_WORK TO BE COMPLETED_:
Output the lines that follow exactly as they are.

=-=-=-=-=

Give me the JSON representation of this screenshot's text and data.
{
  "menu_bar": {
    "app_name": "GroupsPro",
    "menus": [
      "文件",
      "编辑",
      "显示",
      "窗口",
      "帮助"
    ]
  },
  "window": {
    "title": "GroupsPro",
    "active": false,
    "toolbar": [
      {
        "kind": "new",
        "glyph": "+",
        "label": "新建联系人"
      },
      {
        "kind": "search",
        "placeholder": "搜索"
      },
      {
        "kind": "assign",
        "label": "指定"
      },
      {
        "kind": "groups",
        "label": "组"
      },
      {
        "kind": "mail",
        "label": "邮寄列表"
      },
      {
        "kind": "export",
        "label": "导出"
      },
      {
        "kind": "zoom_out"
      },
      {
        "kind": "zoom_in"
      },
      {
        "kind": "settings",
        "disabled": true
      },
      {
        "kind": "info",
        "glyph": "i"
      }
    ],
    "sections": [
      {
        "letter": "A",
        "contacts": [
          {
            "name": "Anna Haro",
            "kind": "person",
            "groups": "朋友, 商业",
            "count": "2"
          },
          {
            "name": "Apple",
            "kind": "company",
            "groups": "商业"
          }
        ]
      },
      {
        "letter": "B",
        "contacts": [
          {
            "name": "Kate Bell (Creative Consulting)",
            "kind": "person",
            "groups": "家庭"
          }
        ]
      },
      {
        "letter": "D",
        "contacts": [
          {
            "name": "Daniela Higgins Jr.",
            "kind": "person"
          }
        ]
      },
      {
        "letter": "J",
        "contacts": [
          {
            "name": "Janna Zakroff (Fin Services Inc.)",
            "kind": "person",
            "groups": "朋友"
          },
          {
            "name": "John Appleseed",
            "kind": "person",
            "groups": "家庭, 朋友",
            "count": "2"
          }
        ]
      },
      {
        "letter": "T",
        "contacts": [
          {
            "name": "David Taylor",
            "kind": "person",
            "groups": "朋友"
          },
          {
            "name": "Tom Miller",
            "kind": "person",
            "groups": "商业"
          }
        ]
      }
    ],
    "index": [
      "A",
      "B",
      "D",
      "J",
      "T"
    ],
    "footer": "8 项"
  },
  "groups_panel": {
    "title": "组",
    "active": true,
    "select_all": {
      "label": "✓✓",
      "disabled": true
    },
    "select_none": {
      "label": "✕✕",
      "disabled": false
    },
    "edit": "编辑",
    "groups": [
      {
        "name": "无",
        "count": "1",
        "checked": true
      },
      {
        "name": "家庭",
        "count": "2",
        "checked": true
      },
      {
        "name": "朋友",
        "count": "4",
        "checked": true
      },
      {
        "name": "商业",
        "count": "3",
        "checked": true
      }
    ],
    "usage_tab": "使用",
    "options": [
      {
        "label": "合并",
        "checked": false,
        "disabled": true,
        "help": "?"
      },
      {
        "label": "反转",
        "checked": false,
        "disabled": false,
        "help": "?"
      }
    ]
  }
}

=-=-=-=-=

_FINAL RESULT_:
Give me the JSON representation of this screenshot's text and data.
{
  "menu_bar": {
    "app_name": "GroupsPro",
    "menus": [
      "文件",
      "编辑",
      "显示",
      "窗口",
      "帮助"
    ]
  },
  "window": {
    "title": "GroupsPro",
    "active": false,
    "toolbar": [
      {
        "kind": "new",
        "glyph": "+",
        "label": "新建联系人"
      },
      {
        "kind": "search",
        "placeholder": "搜索"
      },
      {
        "kind": "assign",
        "label": "指定"
      },
      {
        "kind": "groups",
        "label": "组"
      },
      {
        "kind": "mail",
        "label": "邮寄列表"
      },
      {
        "kind": "export",
        "label": "导出"
      },
      {
        "kind": "zoom_out"
      },
      {
        "kind": "zoom_in"
      },
      {
        "kind": "settings",
        "disabled": true
      },
      {
        "kind": "info",
        "glyph": "i"
      }
    ],
    "sections": [
      {
        "letter": "A",
        "contacts": [
          {
            "name": "Anna Haro",
            "kind": "person",
            "groups": "朋友, 商业",
            "count": "2"
          },
          {
            "name": "Apple",
            "kind": "company",
            "groups": "商业"
          }
        ]
      },
      {
        "letter": "B",
        "contacts": [
          {
            "name": "Kate Bell (Creative Consulting)",
            "kind": "person",
            "groups": "家庭"
          }
        ]
      },
      {
        "letter": "D",
        "contacts": [
          {
            "name": "Daniela Higgins Jr.",
            "kind": "person"
          }
        ]
      },
      {
        "letter": "J",
        "contacts": [
          {
            "name": "Janna Zakroff (Fin Services Inc.)",
            "kind": "person",
            "groups": "朋友"
          },
          {
            "name": "John Appleseed",
            "kind": "person",
            "groups": "家庭, 朋友",
            "count": "2"
          }
        ]
      },
      {
        "letter": "T",
        "contacts": [
          {
            "name": "David Taylor",
            "kind": "person",
            "groups": "朋友"
          },
          {
            "name": "Tom Miller",
            "kind": "person",
            "groups": "商业"
          }
        ]
      }
    ],
    "index": [
      "A",
      "B",
      "D",
      "J",
      "T"
    ],
    "footer": "8 项"
  },
  "groups_panel": {
    "title": "组",
    "active": true,
    "select_all": {
      "label": "✓✓",
      "disabled": true
    },
    "select_none": {
      "label": "✕✕",
      "disabled": false
    },
    "edit": "编辑",
    "groups": [
      {
        "name": "无",
        "count": "1",
        "checked": true
      },
      {
        "name": "家庭",
        "count": "2",
        "checked": true
      },
      {
        "name": "朋友",
        "count": "4",
        "checked": true
      },
      {
        "name": "商业",
        "count": "3",
        "checked": true
      }
    ],
    "usage_tab": "使用",
    "options": [
      {
        "label": "合并",
        "checked": false,
        "disabled": true,
        "help": "?"
      },
      {
        "label": "反转",
        "checked": false,
        "disabled": false,
        "help": "?"
      }
    ]
  }
}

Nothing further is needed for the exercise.